* MATERIAL:
—————
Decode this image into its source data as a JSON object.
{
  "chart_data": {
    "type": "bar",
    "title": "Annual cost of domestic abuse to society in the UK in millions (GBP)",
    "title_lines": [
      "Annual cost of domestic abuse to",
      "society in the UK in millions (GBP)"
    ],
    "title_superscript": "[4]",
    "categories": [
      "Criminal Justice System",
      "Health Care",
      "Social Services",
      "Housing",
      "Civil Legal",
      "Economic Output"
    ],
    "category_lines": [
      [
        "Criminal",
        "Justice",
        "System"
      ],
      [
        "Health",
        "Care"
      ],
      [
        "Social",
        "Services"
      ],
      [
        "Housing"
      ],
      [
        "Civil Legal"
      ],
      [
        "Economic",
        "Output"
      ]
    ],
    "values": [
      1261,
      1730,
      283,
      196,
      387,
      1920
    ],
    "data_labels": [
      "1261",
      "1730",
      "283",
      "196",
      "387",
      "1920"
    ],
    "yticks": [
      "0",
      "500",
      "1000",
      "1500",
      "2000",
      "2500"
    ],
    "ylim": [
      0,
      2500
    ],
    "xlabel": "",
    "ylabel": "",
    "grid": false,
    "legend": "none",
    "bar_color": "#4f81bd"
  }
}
—————
* STATED PROBLEM:
The lines above should be duplicated exactly.

* EXERCISE RESPONSE:
Decode this image into its source data as a JSON object.
{
  "chart_data": {
    "type": "bar",
    "title": "Annual cost of domestic abuse to society in the UK in millions (GBP)",
    "title_lines": [
      "Annual cost of domestic abuse to",
      "society in the UK in millions (GBP)"
    ],
    "title_superscript": "[4]",
    "categories": [
      "Criminal Justice System",
      "Health Care",
      "Social Services",
      "Housing",
      "Civil Legal",
      "Economic Output"
    ],
    "category_lines": [
      [
        "Criminal",
        "Justice",
        "System"
      ],
      [
        "Health",
        "Care"
      ],
      [
        "Social",
        "Services"
      ],
      [
        "Housing"
      ],
      [
        "Civil Legal"
      ],
      [
        "Economic",
        "Output"
      ]
    ],
    "values": [
      1261,
      1730,
      283,
      196,
      387,
      1920
    ],
    "data_labels": [
      "1261",
      "1730",
      "283",
      "196",
      "387",
      "1920"
    ],
    "yticks": [
      "0",
      "500",
      "1000",
      "1500",
      "2000",
      "2500"
    ],
    "ylim": [
      0,
      2500
    ],
    "xlabel": "",
    "ylabel": "",
    "grid": false,
    "legend": "none",
    "bar_color": "#4f81bd"
  }
}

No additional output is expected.